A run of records
────────────────
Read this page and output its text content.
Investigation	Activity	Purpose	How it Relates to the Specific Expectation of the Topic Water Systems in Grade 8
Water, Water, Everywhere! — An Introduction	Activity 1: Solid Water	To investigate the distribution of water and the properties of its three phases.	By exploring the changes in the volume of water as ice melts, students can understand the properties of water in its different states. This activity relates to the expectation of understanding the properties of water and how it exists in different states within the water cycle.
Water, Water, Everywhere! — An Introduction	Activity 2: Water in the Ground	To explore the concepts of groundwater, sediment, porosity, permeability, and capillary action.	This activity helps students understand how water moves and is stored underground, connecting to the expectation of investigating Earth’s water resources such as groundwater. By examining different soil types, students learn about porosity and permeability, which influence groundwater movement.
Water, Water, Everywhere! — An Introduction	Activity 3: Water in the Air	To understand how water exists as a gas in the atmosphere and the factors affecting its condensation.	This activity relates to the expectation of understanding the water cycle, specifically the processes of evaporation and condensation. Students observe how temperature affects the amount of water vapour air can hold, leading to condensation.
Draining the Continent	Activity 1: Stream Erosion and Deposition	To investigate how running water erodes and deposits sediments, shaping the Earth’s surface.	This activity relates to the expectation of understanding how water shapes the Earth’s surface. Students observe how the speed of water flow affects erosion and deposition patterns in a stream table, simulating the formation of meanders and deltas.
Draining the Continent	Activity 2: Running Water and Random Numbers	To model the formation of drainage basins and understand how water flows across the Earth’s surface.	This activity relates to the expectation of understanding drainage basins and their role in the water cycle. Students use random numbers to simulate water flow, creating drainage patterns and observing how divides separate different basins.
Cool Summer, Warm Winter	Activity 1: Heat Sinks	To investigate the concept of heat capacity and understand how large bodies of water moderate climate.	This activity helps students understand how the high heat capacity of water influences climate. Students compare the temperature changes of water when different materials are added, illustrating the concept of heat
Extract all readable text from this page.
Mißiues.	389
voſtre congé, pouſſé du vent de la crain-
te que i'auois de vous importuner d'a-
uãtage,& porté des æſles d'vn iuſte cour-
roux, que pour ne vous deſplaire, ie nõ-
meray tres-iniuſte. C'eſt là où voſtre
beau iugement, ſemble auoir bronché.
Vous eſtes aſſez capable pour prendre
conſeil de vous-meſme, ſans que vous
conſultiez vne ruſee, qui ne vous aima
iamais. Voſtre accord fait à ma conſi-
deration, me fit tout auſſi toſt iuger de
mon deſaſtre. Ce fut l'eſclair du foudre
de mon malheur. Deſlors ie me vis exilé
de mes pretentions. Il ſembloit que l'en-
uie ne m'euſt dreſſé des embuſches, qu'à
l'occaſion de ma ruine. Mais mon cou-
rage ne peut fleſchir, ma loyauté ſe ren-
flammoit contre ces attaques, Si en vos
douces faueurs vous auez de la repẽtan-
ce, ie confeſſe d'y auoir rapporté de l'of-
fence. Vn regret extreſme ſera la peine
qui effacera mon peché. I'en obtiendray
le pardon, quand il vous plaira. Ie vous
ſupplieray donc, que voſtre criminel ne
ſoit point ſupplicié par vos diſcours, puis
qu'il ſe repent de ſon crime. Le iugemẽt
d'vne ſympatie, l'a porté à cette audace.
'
────────────────
Every line above should be retyped exactly as given.

Read this page and output its text content.
Investigation	Activity	Purpose	How it Relates to the Specific Expectation of the Topic Water Systems in Grade 8
Water, Water, Everywhere! — An Introduction	Activity 1: Solid Water	To investigate the distribution of water and the properties of its three phases.	By exploring the changes in the volume of water as ice melts, students can understand the properties of water in its different states. This activity relates to the expectation of understanding the properties of water and how it exists in different states within the water cycle.
Water, Water, Everywhere! — An Introduction	Activity 2: Water in the Ground	To explore the concepts of groundwater, sediment, porosity, permeability, and capillary action.	This activity helps students understand how water moves and is stored underground, connecting to the expectation of investigating Earth’s water resources such as groundwater. By examining different soil types, students learn about porosity and permeability, which influence groundwater movement.
Water, Water, Everywhere! — An Introduction	Activity 3: Water in the Air	To understand how water exists as a gas in the atmosphere and the factors affecting its condensation.	This activity relates to the expectation of understanding the water cycle, specifically the processes of evaporation and condensation. Students observe how temperature affects the amount of water vapour air can hold, leading to condensation.
Draining the Continent	Activity 1: Stream Erosion and Deposition	To investigate how running water erodes and deposits sediments, shaping the Earth’s surface.	This activity relates to the expectation of understanding how water shapes the Earth’s surface. Students observe how the speed of water flow affects erosion and deposition patterns in a stream table, simulating the formation of meanders and deltas.
Draining the Continent	Activity 2: Running Water and Random Numbers	To model the formation of drainage basins and understand how water flows across the Earth’s surface.	This activity relates to the expectation of understanding drainage basins and their role in the water cycle. Students use random numbers to simulate water flow, creating drainage patterns and observing how divides separate different basins.
Cool Summer, Warm Winter	Activity 1: Heat Sinks	To investigate the concept of heat capacity and understand how large bodies of water moderate climate.	This activity helps students understand how the high heat capacity of water influences climate. Students compare the temperature changes of water when different materials are added, illustrating the concept of heat
Extract all readable text from this page.
Mißiues.	389
voſtre congé, pouſſé du vent de la crain-
te que i'auois de vous importuner d'a-
uãtage,& porté des æſles d'vn iuſte cour-
roux, que pour ne vous deſplaire, ie nõ-
meray tres-iniuſte. C'eſt là où voſtre
beau iugement, ſemble auoir bronché.
Vous eſtes aſſez capable pour prendre
conſeil de vous-meſme, ſans que vous
conſultiez vne ruſee, qui ne vous aima
iamais. Voſtre accord fait à ma conſi-
deration, me fit tout auſſi toſt iuger de
mon deſaſtre. Ce fut l'eſclair du foudre
de mon malheur. Deſlors ie me vis exilé
de mes pretentions. Il ſembloit que l'en-
uie ne m'euſt dreſſé des embuſches, qu'à
l'occaſion de ma ruine. Mais mon cou-
rage ne peut fleſchir, ma loyauté ſe ren-
flammoit contre ces attaques, Si en vos
douces faueurs vous auez de la repẽtan-
ce, ie confeſſe d'y auoir rapporté de l'of-
fence. Vn regret extreſme ſera la peine
qui effacera mon peché. I'en obtiendray
le pardon, quand il vous plaira. Ie vous
ſupplieray donc, que voſtre criminel ne
ſoit point ſupplicié par vos diſcours, puis
qu'il ſe repent de ſon crime. Le iugemẽt
d'vne ſympatie, l'a porté à cette audace.
'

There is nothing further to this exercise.